begin

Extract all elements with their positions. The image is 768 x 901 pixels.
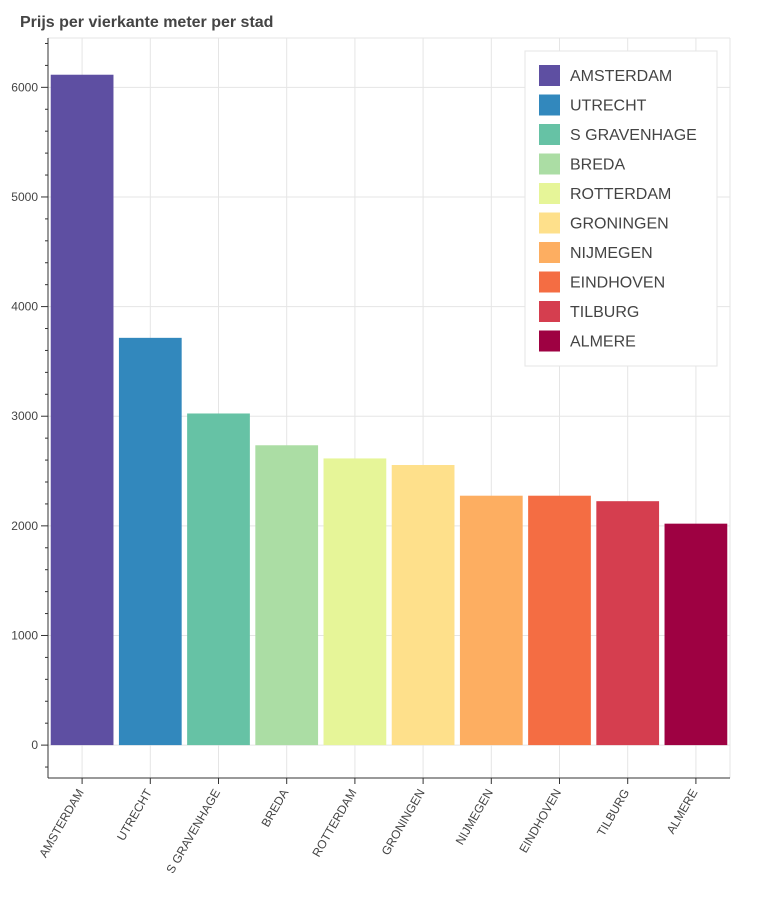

end
begin

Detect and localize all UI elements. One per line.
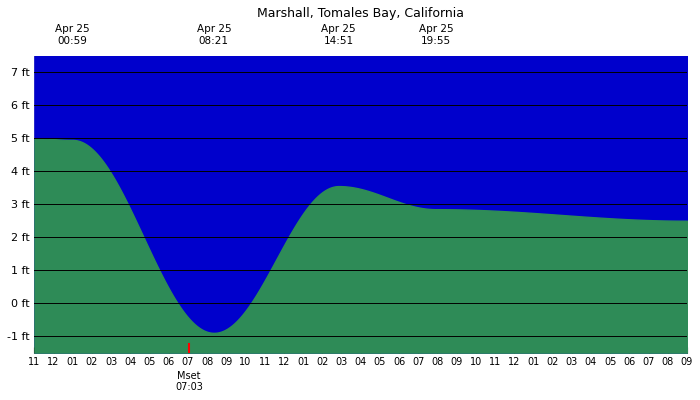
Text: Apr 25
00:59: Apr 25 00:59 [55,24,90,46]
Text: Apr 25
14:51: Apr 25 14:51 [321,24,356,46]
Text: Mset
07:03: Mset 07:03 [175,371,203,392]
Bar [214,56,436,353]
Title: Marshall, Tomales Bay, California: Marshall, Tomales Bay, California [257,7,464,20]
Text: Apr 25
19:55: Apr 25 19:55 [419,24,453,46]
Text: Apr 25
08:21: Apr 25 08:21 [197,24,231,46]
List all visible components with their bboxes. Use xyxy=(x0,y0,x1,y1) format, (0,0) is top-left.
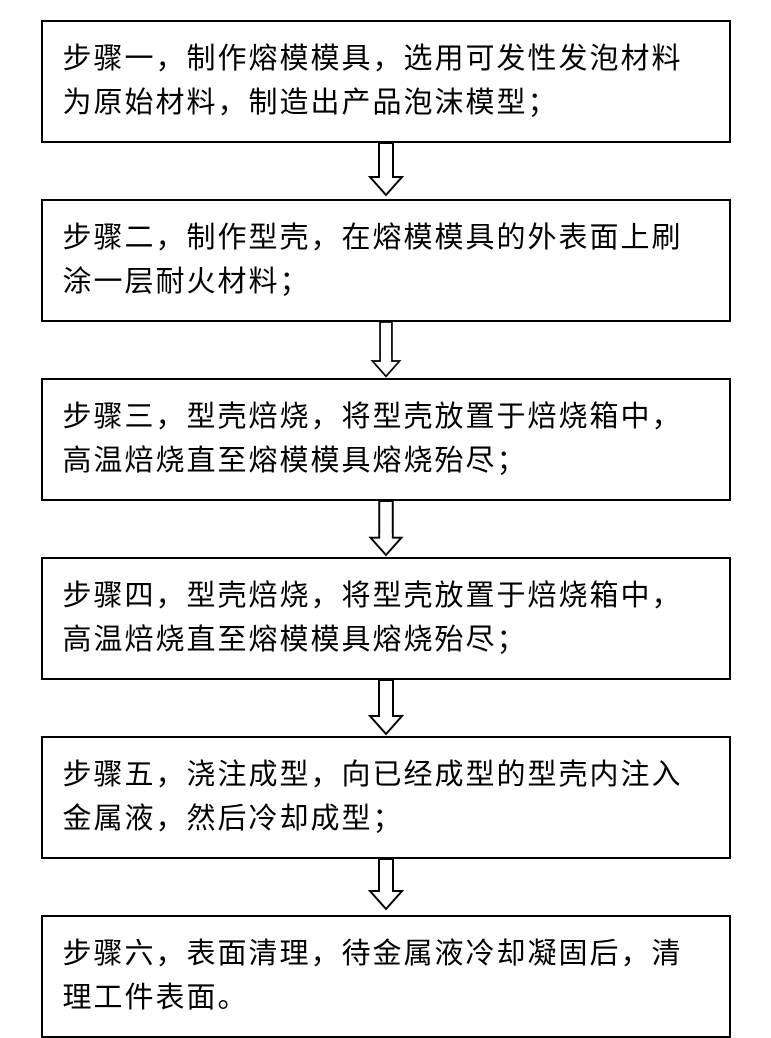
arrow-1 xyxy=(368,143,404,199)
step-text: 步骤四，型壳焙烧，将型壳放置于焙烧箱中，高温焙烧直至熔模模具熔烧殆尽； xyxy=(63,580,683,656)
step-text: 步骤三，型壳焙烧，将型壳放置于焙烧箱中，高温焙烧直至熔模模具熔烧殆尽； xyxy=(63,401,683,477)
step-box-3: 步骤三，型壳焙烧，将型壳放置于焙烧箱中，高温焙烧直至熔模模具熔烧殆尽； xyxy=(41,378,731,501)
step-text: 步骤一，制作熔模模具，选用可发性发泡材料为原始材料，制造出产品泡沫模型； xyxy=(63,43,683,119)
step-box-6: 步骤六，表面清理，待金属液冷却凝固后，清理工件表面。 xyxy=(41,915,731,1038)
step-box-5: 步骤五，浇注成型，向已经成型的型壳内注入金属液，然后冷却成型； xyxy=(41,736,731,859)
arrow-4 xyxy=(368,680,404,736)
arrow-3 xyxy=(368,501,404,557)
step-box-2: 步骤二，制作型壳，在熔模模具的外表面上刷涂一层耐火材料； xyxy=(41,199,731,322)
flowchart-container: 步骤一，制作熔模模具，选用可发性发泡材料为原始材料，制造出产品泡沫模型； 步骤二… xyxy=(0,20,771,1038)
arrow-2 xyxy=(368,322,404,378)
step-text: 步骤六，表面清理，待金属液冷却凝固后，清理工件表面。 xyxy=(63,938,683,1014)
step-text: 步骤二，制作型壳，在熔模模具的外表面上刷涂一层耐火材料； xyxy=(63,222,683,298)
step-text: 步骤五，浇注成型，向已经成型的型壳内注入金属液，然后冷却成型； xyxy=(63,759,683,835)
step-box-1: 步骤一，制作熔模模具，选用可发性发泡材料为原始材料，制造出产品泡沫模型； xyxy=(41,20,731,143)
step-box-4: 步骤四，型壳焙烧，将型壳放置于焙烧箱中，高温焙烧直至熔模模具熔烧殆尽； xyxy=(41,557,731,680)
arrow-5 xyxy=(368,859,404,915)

end

=== REQUEST ===
Turn the lines from the one containing "Detect and localize" through the one containing "arrow-5 xyxy=(368,859,404,915)" into a JSON list of strings, with one string for each line and no blank lines. Leave the pictures out.

=== EXERCISE ANSWER ===
[
  "Detect and localize all UI elements. One per line.",
  "Text: Apr 25",
  "00:59: Apr 25 00:59 [55,24,90,46]",
  "Text: Apr 25",
  "14:51: Apr 25 14:51 [321,24,356,46]",
  "Text: Mset",
  "07:03: Mset 07:03 [175,371,203,392]",
  "Bar [214,56,436,353]",
  "Title: Marshall, Tomales Bay, California: Marshall, Tomales Bay, California [257,7,464,20]",
  "Text: Apr 25",
  "19:55: Apr 25 19:55 [419,24,453,46]",
  "Text: Apr 25",
  "08:21: Apr 25 08:21 [197,24,231,46]",
  "List all visible components with their bboxes. Use xyxy=(x0,y0,x1,y1) format, (0,0) is top-left.",
  "arrow-1 xyxy=(368,143,404,199)",
  "step-text: 步骤四，型壳焙烧，将型壳放置于焙烧箱中，高温焙烧直至熔模模具熔烧殆尽； xyxy=(63,580,683,656)",
  "step-text: 步骤三，型壳焙烧，将型壳放置于焙烧箱中，高温焙烧直至熔模模具熔烧殆尽； xyxy=(63,401,683,477)",
  "step-box-3: 步骤三，型壳焙烧，将型壳放置于焙烧箱中，高温焙烧直至熔模模具熔烧殆尽； xyxy=(41,378,731,501)",
  "step-text: 步骤一，制作熔模模具，选用可发性发泡材料为原始材料，制造出产品泡沫模型； xyxy=(63,43,683,119)",
  "step-box-6: 步骤六，表面清理，待金属液冷却凝固后，清理工件表面。 xyxy=(41,915,731,1038)",
  "step-box-5: 步骤五，浇注成型，向已经成型的型壳内注入金属液，然后冷却成型； xyxy=(41,736,731,859)",
  "arrow-4 xyxy=(368,680,404,736)",
  "arrow-3 xyxy=(368,501,404,557)",
  "step-box-2: 步骤二，制作型壳，在熔模模具的外表面上刷涂一层耐火材料； xyxy=(41,199,731,322)",
  "flowchart-container: 步骤一，制作熔模模具，选用可发性发泡材料为原始材料，制造出产品泡沫模型； 步骤二… xyxy=(0,20,771,1038)",
  "arrow-2 xyxy=(368,322,404,378)",
  "step-text: 步骤六，表面清理，待金属液冷却凝固后，清理工件表面。 xyxy=(63,938,683,1014)",
  "step-text: 步骤二，制作型壳，在熔模模具的外表面上刷涂一层耐火材料； xyxy=(63,222,683,298)",
  "step-text: 步骤五，浇注成型，向已经成型的型壳内注入金属液，然后冷却成型； xyxy=(63,759,683,835)",
  "step-box-1: 步骤一，制作熔模模具，选用可发性发泡材料为原始材料，制造出产品泡沫模型； xyxy=(41,20,731,143)",
  "step-box-4: 步骤四，型壳焙烧，将型壳放置于焙烧箱中，高温焙烧直至熔模模具熔烧殆尽； xyxy=(41,557,731,680)",
  "arrow-5 xyxy=(368,859,404,915)"
]